Brief — Omit the pictures and output every entry below exactly as written.

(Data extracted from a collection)
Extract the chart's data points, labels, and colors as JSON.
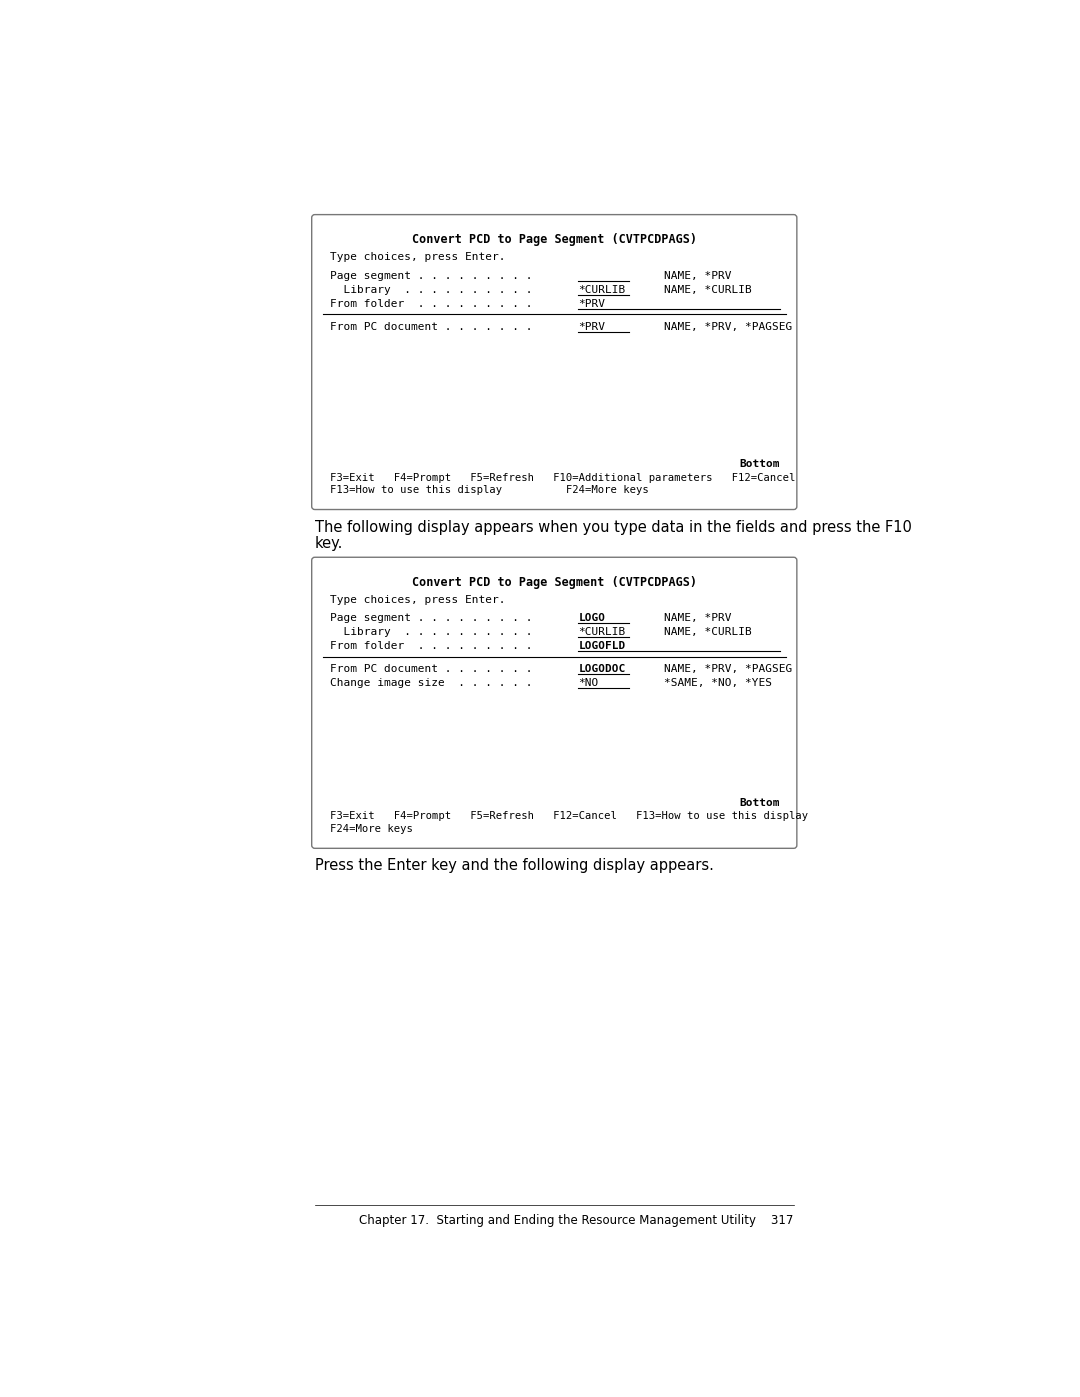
{
  "bg_color": "#ffffff",
  "panel1": {
    "title": "Convert PCD to Page Segment (CVTPCDPAGS)",
    "subtitle": "Type choices, press Enter.",
    "rows1": [
      {
        "label": "Page segment . . . . . . . . .",
        "value": "",
        "hint": "NAME, *PRV",
        "bold_value": false,
        "long_ul": false
      },
      {
        "label": "  Library  . . . . . . . . . .",
        "value": "*CURLIB",
        "hint": "NAME, *CURLIB",
        "bold_value": false,
        "long_ul": false
      },
      {
        "label": "From folder  . . . . . . . . .",
        "value": "*PRV",
        "hint": "",
        "bold_value": false,
        "long_ul": true
      }
    ],
    "rows2": [
      {
        "label": "From PC document . . . . . . .",
        "value": "*PRV",
        "hint": "NAME, *PRV, *PAGSEG",
        "bold_value": false,
        "long_ul": false
      }
    ],
    "bottom_label": "Bottom",
    "fkeys1": "F3=Exit   F4=Prompt   F5=Refresh   F10=Additional parameters   F12=Cancel",
    "fkeys2": "F13=How to use this display          F24=More keys"
  },
  "between_text1": "The following display appears when you type data in the fields and press the F10",
  "between_text2": "key.",
  "panel2": {
    "title": "Convert PCD to Page Segment (CVTPCDPAGS)",
    "subtitle": "Type choices, press Enter.",
    "rows1": [
      {
        "label": "Page segment . . . . . . . . .",
        "value": "LOGO",
        "hint": "NAME, *PRV",
        "bold_value": true,
        "long_ul": false
      },
      {
        "label": "  Library  . . . . . . . . . .",
        "value": "*CURLIB",
        "hint": "NAME, *CURLIB",
        "bold_value": false,
        "long_ul": false
      },
      {
        "label": "From folder  . . . . . . . . .",
        "value": "LOGOFLD",
        "hint": "",
        "bold_value": true,
        "long_ul": true
      }
    ],
    "rows2": [
      {
        "label": "From PC document . . . . . . .",
        "value": "LOGODOC",
        "hint": "NAME, *PRV, *PAGSEG",
        "bold_value": true,
        "long_ul": false
      },
      {
        "label": "Change image size  . . . . . .",
        "value": "*NO",
        "hint": "*SAME, *NO, *YES",
        "bold_value": false,
        "long_ul": false
      }
    ],
    "bottom_label": "Bottom",
    "fkeys1": "F3=Exit   F4=Prompt   F5=Refresh   F12=Cancel   F13=How to use this display",
    "fkeys2": "F24=More keys"
  },
  "footer_text": "Press the Enter key and the following display appears.",
  "page_footer": "Chapter 17.  Starting and Ending the Resource Management Utility    317"
}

Task response —
Extract the chart's data points, labels, and colors as JSON.
{
  "bg_color": "#ffffff",
  "panel1": {
    "title": "Convert PCD to Page Segment (CVTPCDPAGS)",
    "subtitle": "Type choices, press Enter.",
    "rows1": [
      {
        "label": "Page segment . . . . . . . . .",
        "value": "",
        "hint": "NAME, *PRV",
        "bold_value": false,
        "long_ul": false
      },
      {
        "label": "  Library  . . . . . . . . . .",
        "value": "*CURLIB",
        "hint": "NAME, *CURLIB",
        "bold_value": false,
        "long_ul": false
      },
      {
        "label": "From folder  . . . . . . . . .",
        "value": "*PRV",
        "hint": "",
        "bold_value": false,
        "long_ul": true
      }
    ],
    "rows2": [
      {
        "label": "From PC document . . . . . . .",
        "value": "*PRV",
        "hint": "NAME, *PRV, *PAGSEG",
        "bold_value": false,
        "long_ul": false
      }
    ],
    "bottom_label": "Bottom",
    "fkeys1": "F3=Exit   F4=Prompt   F5=Refresh   F10=Additional parameters   F12=Cancel",
    "fkeys2": "F13=How to use this display          F24=More keys"
  },
  "between_text1": "The following display appears when you type data in the fields and press the F10",
  "between_text2": "key.",
  "panel2": {
    "title": "Convert PCD to Page Segment (CVTPCDPAGS)",
    "subtitle": "Type choices, press Enter.",
    "rows1": [
      {
        "label": "Page segment . . . . . . . . .",
        "value": "LOGO",
        "hint": "NAME, *PRV",
        "bold_value": true,
        "long_ul": false
      },
      {
        "label": "  Library  . . . . . . . . . .",
        "value": "*CURLIB",
        "hint": "NAME, *CURLIB",
        "bold_value": false,
        "long_ul": false
      },
      {
        "label": "From folder  . . . . . . . . .",
        "value": "LOGOFLD",
        "hint": "",
        "bold_value": true,
        "long_ul": true
      }
    ],
    "rows2": [
      {
        "label": "From PC document . . . . . . .",
        "value": "LOGODOC",
        "hint": "NAME, *PRV, *PAGSEG",
        "bold_value": true,
        "long_ul": false
      },
      {
        "label": "Change image size  . . . . . .",
        "value": "*NO",
        "hint": "*SAME, *NO, *YES",
        "bold_value": false,
        "long_ul": false
      }
    ],
    "bottom_label": "Bottom",
    "fkeys1": "F3=Exit   F4=Prompt   F5=Refresh   F12=Cancel   F13=How to use this display",
    "fkeys2": "F24=More keys"
  },
  "footer_text": "Press the Enter key and the following display appears.",
  "page_footer": "Chapter 17.  Starting and Ending the Resource Management Utility    317"
}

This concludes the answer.